Records:
━━━━━━
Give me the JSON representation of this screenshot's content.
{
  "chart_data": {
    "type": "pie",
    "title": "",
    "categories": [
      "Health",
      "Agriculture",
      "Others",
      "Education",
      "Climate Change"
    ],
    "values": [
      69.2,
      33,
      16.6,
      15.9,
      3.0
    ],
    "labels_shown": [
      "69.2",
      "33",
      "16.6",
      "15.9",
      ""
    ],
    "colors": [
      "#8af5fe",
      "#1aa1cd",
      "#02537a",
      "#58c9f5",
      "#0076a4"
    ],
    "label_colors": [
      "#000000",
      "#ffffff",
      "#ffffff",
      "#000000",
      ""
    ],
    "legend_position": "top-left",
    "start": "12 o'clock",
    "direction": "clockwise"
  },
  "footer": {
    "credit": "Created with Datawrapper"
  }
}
━━━━━━
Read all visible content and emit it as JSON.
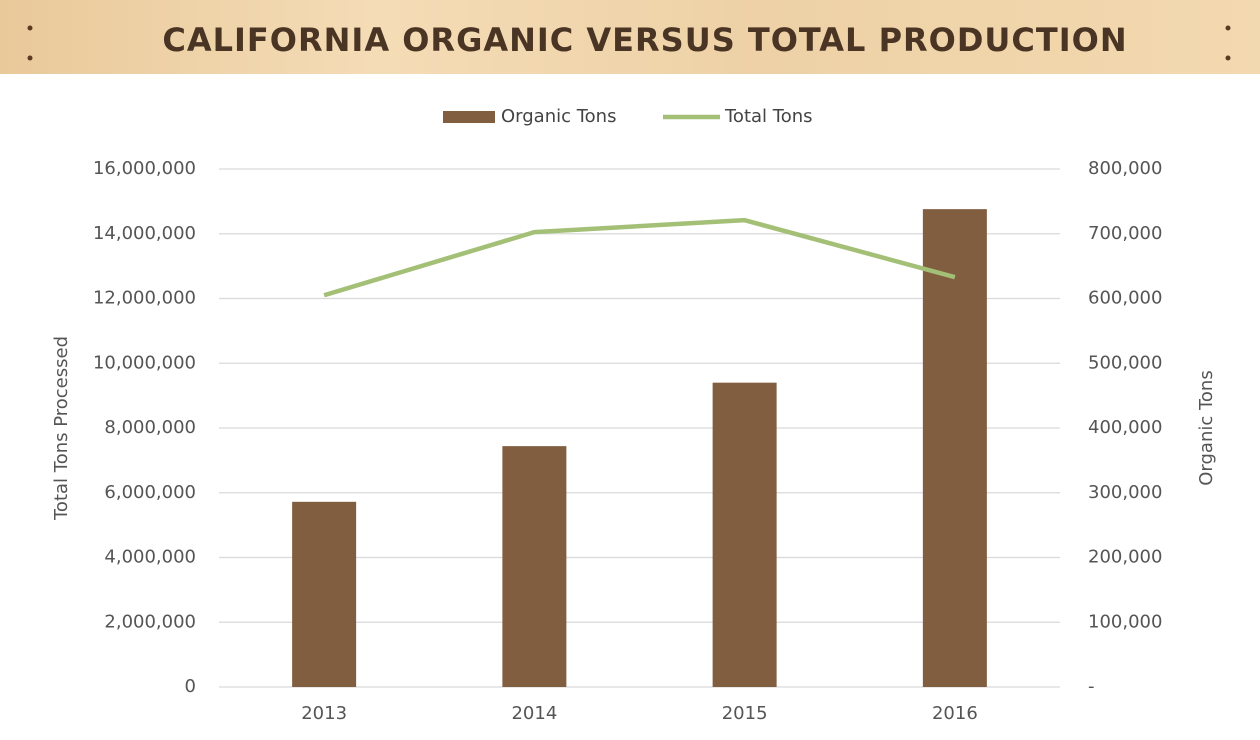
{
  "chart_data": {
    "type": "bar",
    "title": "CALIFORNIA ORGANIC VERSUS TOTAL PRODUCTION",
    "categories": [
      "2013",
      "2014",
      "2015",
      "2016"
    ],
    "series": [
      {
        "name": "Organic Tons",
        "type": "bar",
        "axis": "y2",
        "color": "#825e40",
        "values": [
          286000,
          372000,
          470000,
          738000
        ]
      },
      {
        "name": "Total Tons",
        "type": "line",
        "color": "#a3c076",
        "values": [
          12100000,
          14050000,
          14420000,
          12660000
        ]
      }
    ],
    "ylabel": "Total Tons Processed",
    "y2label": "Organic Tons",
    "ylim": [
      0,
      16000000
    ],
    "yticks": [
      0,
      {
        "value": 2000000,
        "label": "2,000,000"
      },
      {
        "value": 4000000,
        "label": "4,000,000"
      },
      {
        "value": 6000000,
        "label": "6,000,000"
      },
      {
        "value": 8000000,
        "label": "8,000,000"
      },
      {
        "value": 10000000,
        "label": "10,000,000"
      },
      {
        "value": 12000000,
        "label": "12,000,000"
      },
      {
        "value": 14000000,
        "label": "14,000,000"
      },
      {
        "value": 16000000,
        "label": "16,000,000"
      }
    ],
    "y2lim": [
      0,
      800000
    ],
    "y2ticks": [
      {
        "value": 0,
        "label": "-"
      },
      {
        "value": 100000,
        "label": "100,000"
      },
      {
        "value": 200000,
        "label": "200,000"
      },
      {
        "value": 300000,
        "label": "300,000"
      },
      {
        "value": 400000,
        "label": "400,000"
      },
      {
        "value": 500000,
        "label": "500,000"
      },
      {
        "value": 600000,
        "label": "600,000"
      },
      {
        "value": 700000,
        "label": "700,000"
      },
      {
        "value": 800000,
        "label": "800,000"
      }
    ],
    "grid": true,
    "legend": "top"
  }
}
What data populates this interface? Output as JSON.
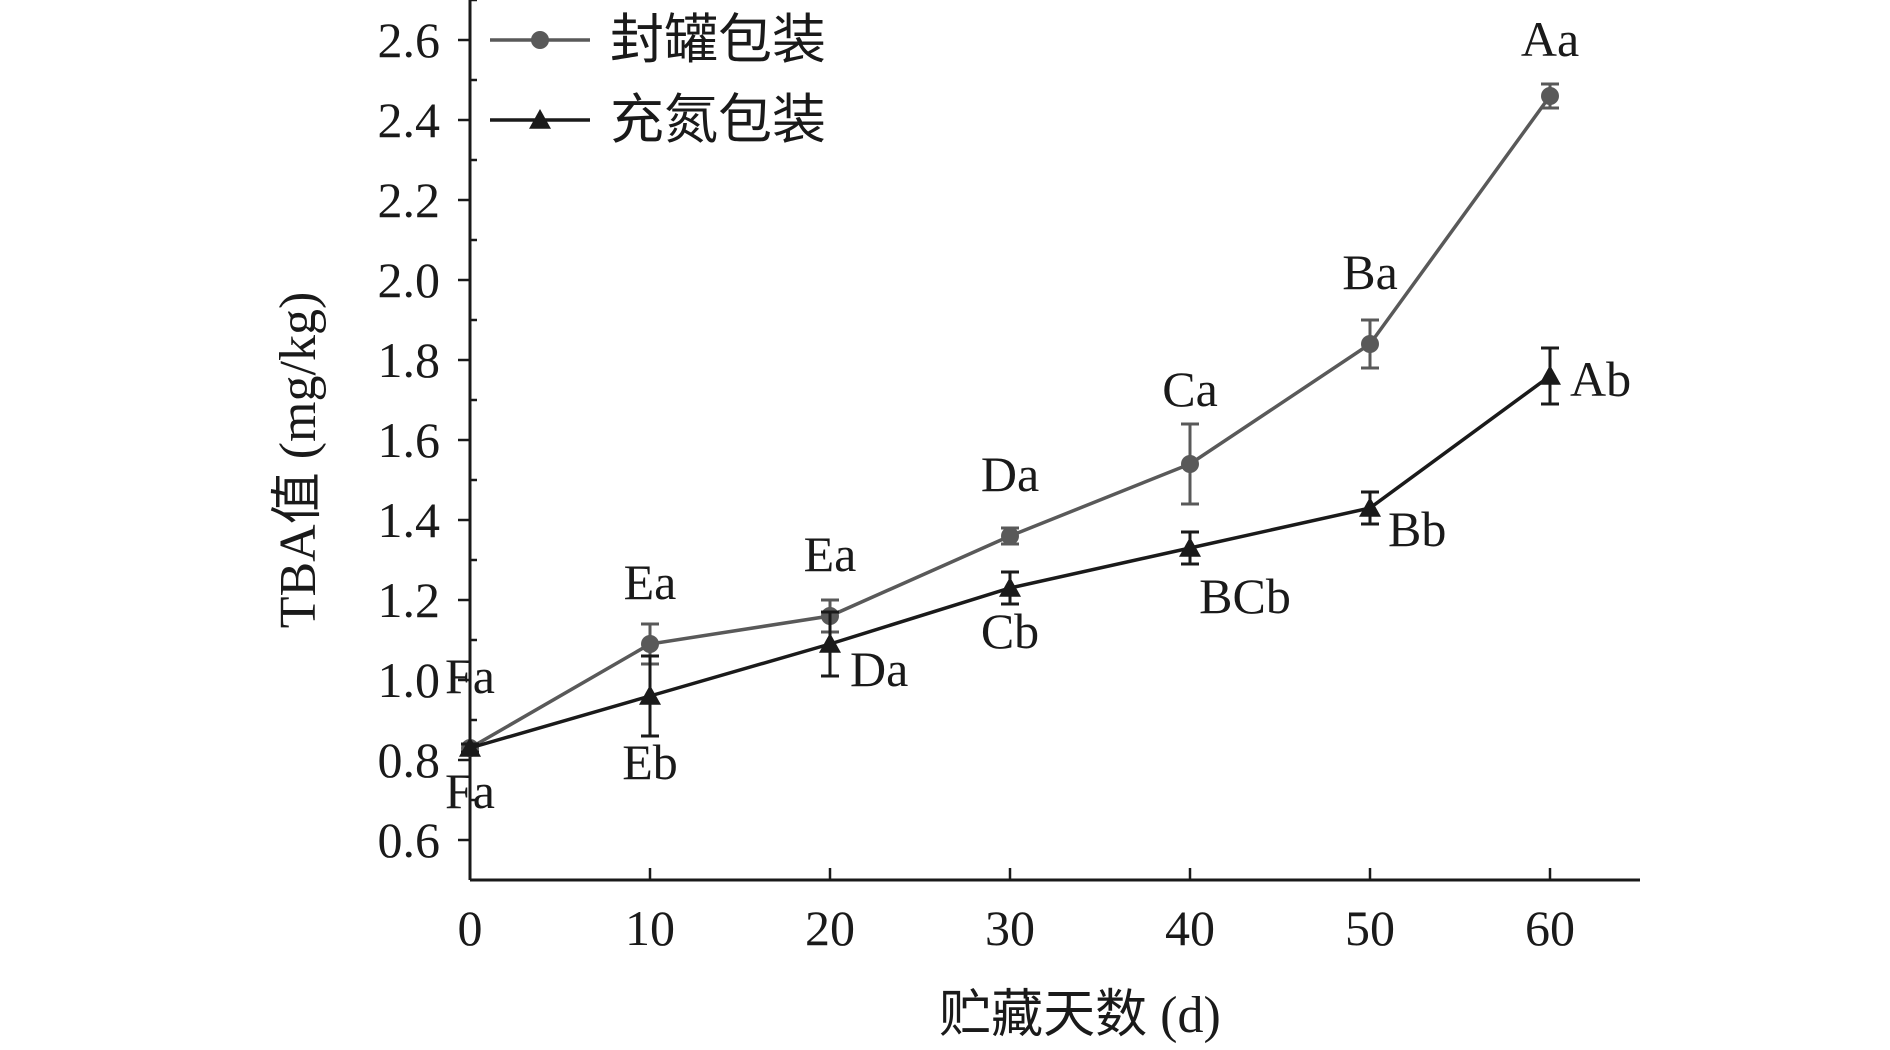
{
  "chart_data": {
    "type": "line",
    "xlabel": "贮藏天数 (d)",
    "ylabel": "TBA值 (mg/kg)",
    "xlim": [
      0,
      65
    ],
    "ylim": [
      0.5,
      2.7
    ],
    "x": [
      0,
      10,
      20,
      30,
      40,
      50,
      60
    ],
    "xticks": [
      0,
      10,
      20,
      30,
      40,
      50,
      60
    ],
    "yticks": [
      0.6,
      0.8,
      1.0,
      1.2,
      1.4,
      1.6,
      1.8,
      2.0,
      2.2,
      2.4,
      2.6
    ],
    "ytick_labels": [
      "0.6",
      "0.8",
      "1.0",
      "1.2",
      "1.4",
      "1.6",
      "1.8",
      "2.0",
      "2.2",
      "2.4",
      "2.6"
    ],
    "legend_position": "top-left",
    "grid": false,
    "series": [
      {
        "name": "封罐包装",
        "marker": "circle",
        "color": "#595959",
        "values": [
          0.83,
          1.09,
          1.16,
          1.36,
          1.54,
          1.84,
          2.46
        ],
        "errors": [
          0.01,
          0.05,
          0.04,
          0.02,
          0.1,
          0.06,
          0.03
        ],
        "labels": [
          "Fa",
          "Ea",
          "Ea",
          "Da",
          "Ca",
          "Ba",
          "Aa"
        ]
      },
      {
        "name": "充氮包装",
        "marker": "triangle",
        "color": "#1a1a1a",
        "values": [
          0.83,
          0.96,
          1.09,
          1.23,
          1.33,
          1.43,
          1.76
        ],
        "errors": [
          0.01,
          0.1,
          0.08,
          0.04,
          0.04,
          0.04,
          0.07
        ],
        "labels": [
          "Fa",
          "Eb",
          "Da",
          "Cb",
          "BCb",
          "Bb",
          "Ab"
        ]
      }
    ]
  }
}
━━━━━━
Identify and copy lines that hold the string "type".

» **Exercise response**:
    "type": "pie",
    "type": "bar",
        "type": "bar",
        "type": "line",
    "type": "line",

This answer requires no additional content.